EXERCISE GOAL » Output the part of the listing from its first line through the line containing "asset-tile-road-cross-2[interactable] — [540, 294, 605, 360]", both included, as a numbered list without blank lines. Give only those lines.

Element placement data:
==========

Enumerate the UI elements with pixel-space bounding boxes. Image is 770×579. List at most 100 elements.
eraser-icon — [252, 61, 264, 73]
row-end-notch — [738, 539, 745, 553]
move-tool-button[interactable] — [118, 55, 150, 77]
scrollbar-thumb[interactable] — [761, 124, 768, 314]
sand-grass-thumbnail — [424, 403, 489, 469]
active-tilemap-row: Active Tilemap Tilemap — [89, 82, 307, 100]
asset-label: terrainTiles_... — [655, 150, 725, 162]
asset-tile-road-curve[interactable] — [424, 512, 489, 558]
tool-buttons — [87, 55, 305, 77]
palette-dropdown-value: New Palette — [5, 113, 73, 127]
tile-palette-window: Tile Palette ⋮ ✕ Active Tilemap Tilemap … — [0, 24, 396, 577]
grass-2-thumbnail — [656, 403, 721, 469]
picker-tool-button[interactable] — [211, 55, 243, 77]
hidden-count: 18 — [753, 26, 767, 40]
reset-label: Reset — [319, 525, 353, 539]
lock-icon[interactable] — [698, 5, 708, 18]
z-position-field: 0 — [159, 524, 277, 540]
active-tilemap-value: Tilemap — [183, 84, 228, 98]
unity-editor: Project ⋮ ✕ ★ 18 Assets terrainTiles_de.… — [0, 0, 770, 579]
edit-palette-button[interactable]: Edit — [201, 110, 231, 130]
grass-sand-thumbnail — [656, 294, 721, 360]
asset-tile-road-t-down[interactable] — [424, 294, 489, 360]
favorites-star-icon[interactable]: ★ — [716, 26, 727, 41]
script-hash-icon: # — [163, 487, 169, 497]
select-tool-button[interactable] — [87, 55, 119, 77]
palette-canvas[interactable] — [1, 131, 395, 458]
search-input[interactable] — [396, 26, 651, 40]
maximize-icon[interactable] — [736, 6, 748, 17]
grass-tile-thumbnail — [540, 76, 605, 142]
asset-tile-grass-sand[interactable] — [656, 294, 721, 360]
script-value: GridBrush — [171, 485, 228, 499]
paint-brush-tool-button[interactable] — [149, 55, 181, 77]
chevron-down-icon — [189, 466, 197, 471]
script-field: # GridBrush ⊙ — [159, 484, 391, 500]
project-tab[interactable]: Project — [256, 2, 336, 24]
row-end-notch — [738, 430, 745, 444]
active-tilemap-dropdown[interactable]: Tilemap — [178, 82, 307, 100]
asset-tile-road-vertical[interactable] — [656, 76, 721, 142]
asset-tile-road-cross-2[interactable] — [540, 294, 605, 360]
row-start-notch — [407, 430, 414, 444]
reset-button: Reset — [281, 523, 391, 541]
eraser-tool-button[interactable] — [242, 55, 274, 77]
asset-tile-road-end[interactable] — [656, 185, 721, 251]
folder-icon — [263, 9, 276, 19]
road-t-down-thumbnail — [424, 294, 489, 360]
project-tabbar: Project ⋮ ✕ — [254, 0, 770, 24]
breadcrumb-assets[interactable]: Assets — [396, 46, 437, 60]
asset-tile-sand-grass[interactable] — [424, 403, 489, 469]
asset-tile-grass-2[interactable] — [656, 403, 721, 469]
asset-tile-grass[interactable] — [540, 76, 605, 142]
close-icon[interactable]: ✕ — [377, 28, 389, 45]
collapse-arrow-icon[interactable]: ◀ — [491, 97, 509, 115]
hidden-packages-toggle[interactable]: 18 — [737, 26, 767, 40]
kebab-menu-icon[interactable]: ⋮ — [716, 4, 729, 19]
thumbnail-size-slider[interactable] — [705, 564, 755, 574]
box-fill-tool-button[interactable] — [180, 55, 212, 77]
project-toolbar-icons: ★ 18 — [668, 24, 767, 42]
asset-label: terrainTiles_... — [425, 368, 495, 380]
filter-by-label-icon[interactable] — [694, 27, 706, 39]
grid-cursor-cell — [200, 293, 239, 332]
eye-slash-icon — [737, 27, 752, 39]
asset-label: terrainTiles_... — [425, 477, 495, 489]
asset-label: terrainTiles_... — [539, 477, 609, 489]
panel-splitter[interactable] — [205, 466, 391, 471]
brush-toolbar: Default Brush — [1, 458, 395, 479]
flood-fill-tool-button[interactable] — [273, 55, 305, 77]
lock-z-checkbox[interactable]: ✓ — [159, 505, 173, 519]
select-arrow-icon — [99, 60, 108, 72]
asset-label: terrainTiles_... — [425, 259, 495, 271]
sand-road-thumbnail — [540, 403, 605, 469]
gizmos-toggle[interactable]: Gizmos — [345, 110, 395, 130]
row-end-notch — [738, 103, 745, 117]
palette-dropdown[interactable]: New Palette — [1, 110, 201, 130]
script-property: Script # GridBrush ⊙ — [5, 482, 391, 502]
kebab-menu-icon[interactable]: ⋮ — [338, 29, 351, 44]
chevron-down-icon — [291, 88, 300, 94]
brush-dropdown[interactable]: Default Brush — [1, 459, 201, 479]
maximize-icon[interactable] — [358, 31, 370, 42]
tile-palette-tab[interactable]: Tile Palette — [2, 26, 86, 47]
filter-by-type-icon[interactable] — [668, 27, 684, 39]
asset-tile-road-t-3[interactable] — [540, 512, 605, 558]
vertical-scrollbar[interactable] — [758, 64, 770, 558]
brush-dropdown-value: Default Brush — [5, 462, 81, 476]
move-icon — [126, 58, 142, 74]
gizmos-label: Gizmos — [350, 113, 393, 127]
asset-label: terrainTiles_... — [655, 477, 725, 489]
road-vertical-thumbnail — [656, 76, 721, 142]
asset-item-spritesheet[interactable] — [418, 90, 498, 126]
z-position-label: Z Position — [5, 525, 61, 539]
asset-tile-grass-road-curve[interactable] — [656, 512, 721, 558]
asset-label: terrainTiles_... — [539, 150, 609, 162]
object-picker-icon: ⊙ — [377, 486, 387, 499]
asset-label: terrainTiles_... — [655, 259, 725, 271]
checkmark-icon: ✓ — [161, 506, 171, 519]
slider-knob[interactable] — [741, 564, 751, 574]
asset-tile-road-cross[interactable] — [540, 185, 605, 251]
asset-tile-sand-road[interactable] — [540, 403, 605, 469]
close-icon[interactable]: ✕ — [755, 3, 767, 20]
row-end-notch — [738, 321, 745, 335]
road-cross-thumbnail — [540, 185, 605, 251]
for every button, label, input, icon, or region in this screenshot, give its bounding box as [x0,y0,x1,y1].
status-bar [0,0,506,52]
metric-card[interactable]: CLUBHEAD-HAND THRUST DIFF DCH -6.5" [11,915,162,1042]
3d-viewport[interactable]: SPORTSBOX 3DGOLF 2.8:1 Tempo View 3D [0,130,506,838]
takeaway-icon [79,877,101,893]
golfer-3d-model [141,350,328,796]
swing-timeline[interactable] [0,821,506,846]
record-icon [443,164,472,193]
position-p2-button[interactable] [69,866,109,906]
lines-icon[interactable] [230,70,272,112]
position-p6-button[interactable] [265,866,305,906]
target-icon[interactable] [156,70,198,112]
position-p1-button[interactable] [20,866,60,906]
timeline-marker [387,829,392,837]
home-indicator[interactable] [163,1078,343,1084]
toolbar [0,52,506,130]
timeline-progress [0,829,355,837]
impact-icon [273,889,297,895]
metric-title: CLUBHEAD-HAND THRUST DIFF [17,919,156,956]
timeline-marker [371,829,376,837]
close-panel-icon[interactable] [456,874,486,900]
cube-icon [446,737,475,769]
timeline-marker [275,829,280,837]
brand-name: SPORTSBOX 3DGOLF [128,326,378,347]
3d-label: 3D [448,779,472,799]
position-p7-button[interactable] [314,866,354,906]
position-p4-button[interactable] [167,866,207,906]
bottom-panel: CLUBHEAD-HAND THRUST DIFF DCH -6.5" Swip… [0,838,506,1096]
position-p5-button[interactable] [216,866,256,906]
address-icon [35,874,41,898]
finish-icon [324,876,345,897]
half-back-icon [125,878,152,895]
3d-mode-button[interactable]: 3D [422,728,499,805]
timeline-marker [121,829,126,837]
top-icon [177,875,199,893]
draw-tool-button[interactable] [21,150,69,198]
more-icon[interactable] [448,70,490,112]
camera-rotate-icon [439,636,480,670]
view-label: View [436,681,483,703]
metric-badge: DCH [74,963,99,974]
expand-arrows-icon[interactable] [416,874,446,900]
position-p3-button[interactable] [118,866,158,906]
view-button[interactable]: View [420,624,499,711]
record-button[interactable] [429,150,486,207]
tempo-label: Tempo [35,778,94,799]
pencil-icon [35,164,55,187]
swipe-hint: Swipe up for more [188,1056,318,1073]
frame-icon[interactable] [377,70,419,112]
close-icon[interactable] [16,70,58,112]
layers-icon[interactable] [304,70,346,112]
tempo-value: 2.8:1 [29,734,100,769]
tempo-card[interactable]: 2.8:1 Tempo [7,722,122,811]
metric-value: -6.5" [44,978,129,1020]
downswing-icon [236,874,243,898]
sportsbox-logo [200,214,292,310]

==========

RESULT OF THIS TASK »
1. Enumerate the UI elements with pixel-space bounding boxes. Image is 770×579. List at most 100 elements.
2. eraser-icon — [252, 61, 264, 73]
3. row-end-notch — [738, 539, 745, 553]
4. move-tool-button[interactable] — [118, 55, 150, 77]
5. scrollbar-thumb[interactable] — [761, 124, 768, 314]
6. sand-grass-thumbnail — [424, 403, 489, 469]
7. active-tilemap-row: Active Tilemap Tilemap — [89, 82, 307, 100]
8. asset-label: terrainTiles_... — [655, 150, 725, 162]
9. asset-tile-road-curve[interactable] — [424, 512, 489, 558]
10. tool-buttons — [87, 55, 305, 77]
11. palette-dropdown-value: New Palette — [5, 113, 73, 127]
12. tile-palette-window: Tile Palette ⋮ ✕ Active Tilemap Tilemap … — [0, 24, 396, 577]
13. grass-2-thumbnail — [656, 403, 721, 469]
14. picker-tool-button[interactable] — [211, 55, 243, 77]
15. hidden-count: 18 — [753, 26, 767, 40]
16. reset-label: Reset — [319, 525, 353, 539]
17. lock-icon[interactable] — [698, 5, 708, 18]
18. z-position-field: 0 — [159, 524, 277, 540]
19. active-tilemap-value: Tilemap — [183, 84, 228, 98]
20. unity-editor: Project ⋮ ✕ ★ 18 Assets terrainTiles_de.… — [0, 0, 770, 579]
21. edit-palette-button[interactable]: Edit — [201, 110, 231, 130]
22. grass-sand-thumbnail — [656, 294, 721, 360]
23. asset-tile-road-t-down[interactable] — [424, 294, 489, 360]
24. favorites-star-icon[interactable]: ★ — [716, 26, 727, 41]
25. script-hash-icon: # — [163, 487, 169, 497]
26. select-tool-button[interactable] — [87, 55, 119, 77]
27. palette-canvas[interactable] — [1, 131, 395, 458]
28. search-input[interactable] — [396, 26, 651, 40]
29. maximize-icon[interactable] — [736, 6, 748, 17]
30. grass-tile-thumbnail — [540, 76, 605, 142]
31. asset-tile-grass-sand[interactable] — [656, 294, 721, 360]
32. script-value: GridBrush — [171, 485, 228, 499]
33. paint-brush-tool-button[interactable] — [149, 55, 181, 77]
34. chevron-down-icon — [189, 466, 197, 471]
35. script-field: # GridBrush ⊙ — [159, 484, 391, 500]
36. project-tab[interactable]: Project — [256, 2, 336, 24]
37. row-end-notch — [738, 430, 745, 444]
38. active-tilemap-dropdown[interactable]: Tilemap — [178, 82, 307, 100]
39. asset-tile-road-vertical[interactable] — [656, 76, 721, 142]
40. asset-tile-road-cross-2[interactable] — [540, 294, 605, 360]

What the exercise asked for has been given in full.